= Problem to work on =
Please retype the data in full and exactly; the pictures are not part of the copy.

Data listing
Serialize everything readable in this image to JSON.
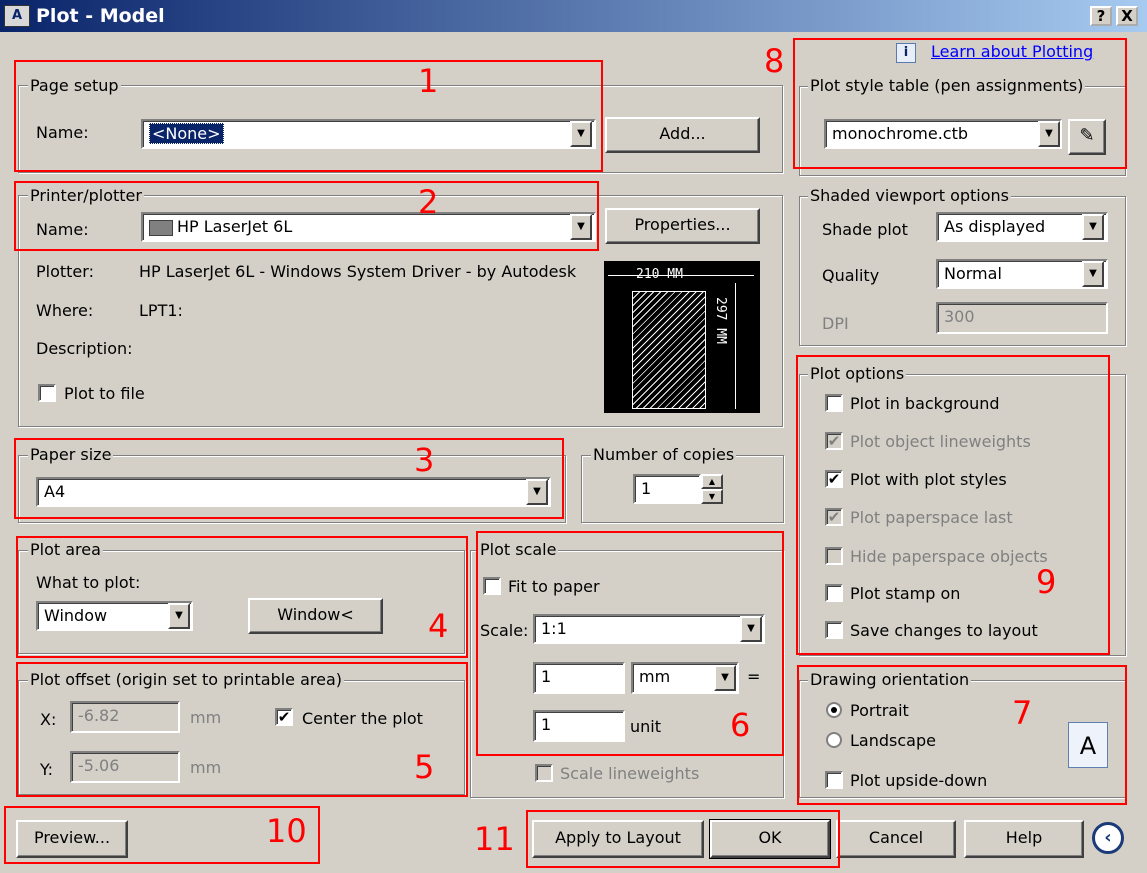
{
  "window": {
    "title": "Plot - Model",
    "app_icon": "autocad-icon",
    "help_button": "?",
    "close_button": "X"
  },
  "learn_link": "Learn about Plotting",
  "page_setup": {
    "legend": "Page setup",
    "name_label": "Name:",
    "name_value": "<None>",
    "add_button": "Add..."
  },
  "printer": {
    "legend": "Printer/plotter",
    "name_label": "Name:",
    "name_value": "HP LaserJet 6L",
    "properties_button": "Properties...",
    "plotter_label": "Plotter:",
    "plotter_value": "HP LaserJet 6L - Windows System Driver - by Autodesk",
    "where_label": "Where:",
    "where_value": "LPT1:",
    "description_label": "Description:",
    "plot_to_file_label": "Plot to file",
    "plot_to_file_checked": false,
    "preview_width": "210 MM",
    "preview_height": "297 MM"
  },
  "paper_size": {
    "legend": "Paper size",
    "value": "A4"
  },
  "copies": {
    "legend": "Number of copies",
    "value": "1"
  },
  "plot_area": {
    "legend": "Plot area",
    "what_label": "What to plot:",
    "what_value": "Window",
    "window_button": "Window<"
  },
  "plot_offset": {
    "legend": "Plot offset (origin set to printable area)",
    "x_label": "X:",
    "x_value": "-6.82",
    "x_unit": "mm",
    "y_label": "Y:",
    "y_value": "-5.06",
    "y_unit": "mm",
    "center_label": "Center the plot",
    "center_checked": true
  },
  "plot_scale": {
    "legend": "Plot scale",
    "fit_label": "Fit to paper",
    "fit_checked": false,
    "scale_label": "Scale:",
    "scale_value": "1:1",
    "num_value": "1",
    "unit_value": "mm",
    "equals": "=",
    "den_value": "1",
    "den_unit": "unit",
    "lineweights_label": "Scale lineweights"
  },
  "plot_style": {
    "legend": "Plot style table (pen assignments)",
    "value": "monochrome.ctb",
    "edit_icon": "pencil-edit-icon"
  },
  "shaded": {
    "legend": "Shaded viewport options",
    "shade_label": "Shade plot",
    "shade_value": "As displayed",
    "quality_label": "Quality",
    "quality_value": "Normal",
    "dpi_label": "DPI",
    "dpi_value": "300"
  },
  "plot_options": {
    "legend": "Plot options",
    "items": [
      {
        "label": "Plot in background",
        "checked": false,
        "enabled": true
      },
      {
        "label": "Plot object lineweights",
        "checked": true,
        "enabled": false
      },
      {
        "label": "Plot with plot styles",
        "checked": true,
        "enabled": true
      },
      {
        "label": "Plot paperspace last",
        "checked": true,
        "enabled": false
      },
      {
        "label": "Hide paperspace objects",
        "checked": false,
        "enabled": false
      },
      {
        "label": "Plot stamp on",
        "checked": false,
        "enabled": true
      },
      {
        "label": "Save changes to layout",
        "checked": false,
        "enabled": true
      }
    ]
  },
  "orientation": {
    "legend": "Drawing orientation",
    "portrait": "Portrait",
    "landscape": "Landscape",
    "upside_down": "Plot upside-down",
    "icon_letter": "A"
  },
  "footer": {
    "preview": "Preview...",
    "apply": "Apply to Layout",
    "ok": "OK",
    "cancel": "Cancel",
    "help": "Help",
    "more_icon": "chevron-left-circle-icon"
  },
  "annotations": [
    "1",
    "2",
    "3",
    "4",
    "5",
    "6",
    "7",
    "8",
    "9",
    "10",
    "11"
  ],
  "colors": {
    "dialog": "#d4d0c8",
    "title_start": "#0a246a",
    "title_end": "#a6caf0",
    "annotation": "#ff0000",
    "selection": "#0a246a",
    "link": "#0000ff"
  }
}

= Written response =
Serialize everything readable in this image to JSON.
{
  "window": {
    "title": "Plot - Model",
    "app_icon": "autocad-icon",
    "help_button": "?",
    "close_button": "X"
  },
  "learn_link": "Learn about Plotting",
  "page_setup": {
    "legend": "Page setup",
    "name_label": "Name:",
    "name_value": "<None>",
    "add_button": "Add..."
  },
  "printer": {
    "legend": "Printer/plotter",
    "name_label": "Name:",
    "name_value": "HP LaserJet 6L",
    "properties_button": "Properties...",
    "plotter_label": "Plotter:",
    "plotter_value": "HP LaserJet 6L - Windows System Driver - by Autodesk",
    "where_label": "Where:",
    "where_value": "LPT1:",
    "description_label": "Description:",
    "plot_to_file_label": "Plot to file",
    "plot_to_file_checked": false,
    "preview_width": "210 MM",
    "preview_height": "297 MM"
  },
  "paper_size": {
    "legend": "Paper size",
    "value": "A4"
  },
  "copies": {
    "legend": "Number of copies",
    "value": "1"
  },
  "plot_area": {
    "legend": "Plot area",
    "what_label": "What to plot:",
    "what_value": "Window",
    "window_button": "Window<"
  },
  "plot_offset": {
    "legend": "Plot offset (origin set to printable area)",
    "x_label": "X:",
    "x_value": "-6.82",
    "x_unit": "mm",
    "y_label": "Y:",
    "y_value": "-5.06",
    "y_unit": "mm",
    "center_label": "Center the plot",
    "center_checked": true
  },
  "plot_scale": {
    "legend": "Plot scale",
    "fit_label": "Fit to paper",
    "fit_checked": false,
    "scale_label": "Scale:",
    "scale_value": "1:1",
    "num_value": "1",
    "unit_value": "mm",
    "equals": "=",
    "den_value": "1",
    "den_unit": "unit",
    "lineweights_label": "Scale lineweights"
  },
  "plot_style": {
    "legend": "Plot style table (pen assignments)",
    "value": "monochrome.ctb",
    "edit_icon": "pencil-edit-icon"
  },
  "shaded": {
    "legend": "Shaded viewport options",
    "shade_label": "Shade plot",
    "shade_value": "As displayed",
    "quality_label": "Quality",
    "quality_value": "Normal",
    "dpi_label": "DPI",
    "dpi_value": "300"
  },
  "plot_options": {
    "legend": "Plot options",
    "items": [
      {
        "label": "Plot in background",
        "checked": false,
        "enabled": true
      },
      {
        "label": "Plot object lineweights",
        "checked": true,
        "enabled": false
      },
      {
        "label": "Plot with plot styles",
        "checked": true,
        "enabled": true
      },
      {
        "label": "Plot paperspace last",
        "checked": true,
        "enabled": false
      },
      {
        "label": "Hide paperspace objects",
        "checked": false,
        "enabled": false
      },
      {
        "label": "Plot stamp on",
        "checked": false,
        "enabled": true
      },
      {
        "label": "Save changes to layout",
        "checked": false,
        "enabled": true
      }
    ]
  },
  "orientation": {
    "legend": "Drawing orientation",
    "portrait": "Portrait",
    "landscape": "Landscape",
    "upside_down": "Plot upside-down",
    "icon_letter": "A"
  },
  "footer": {
    "preview": "Preview...",
    "apply": "Apply to Layout",
    "ok": "OK",
    "cancel": "Cancel",
    "help": "Help",
    "more_icon": "chevron-left-circle-icon"
  },
  "annotations": [
    "1",
    "2",
    "3",
    "4",
    "5",
    "6",
    "7",
    "8",
    "9",
    "10",
    "11"
  ],
  "colors": {
    "dialog": "#d4d0c8",
    "title_start": "#0a246a",
    "title_end": "#a6caf0",
    "annotation": "#ff0000",
    "selection": "#0a246a",
    "link": "#0000ff"
  }
}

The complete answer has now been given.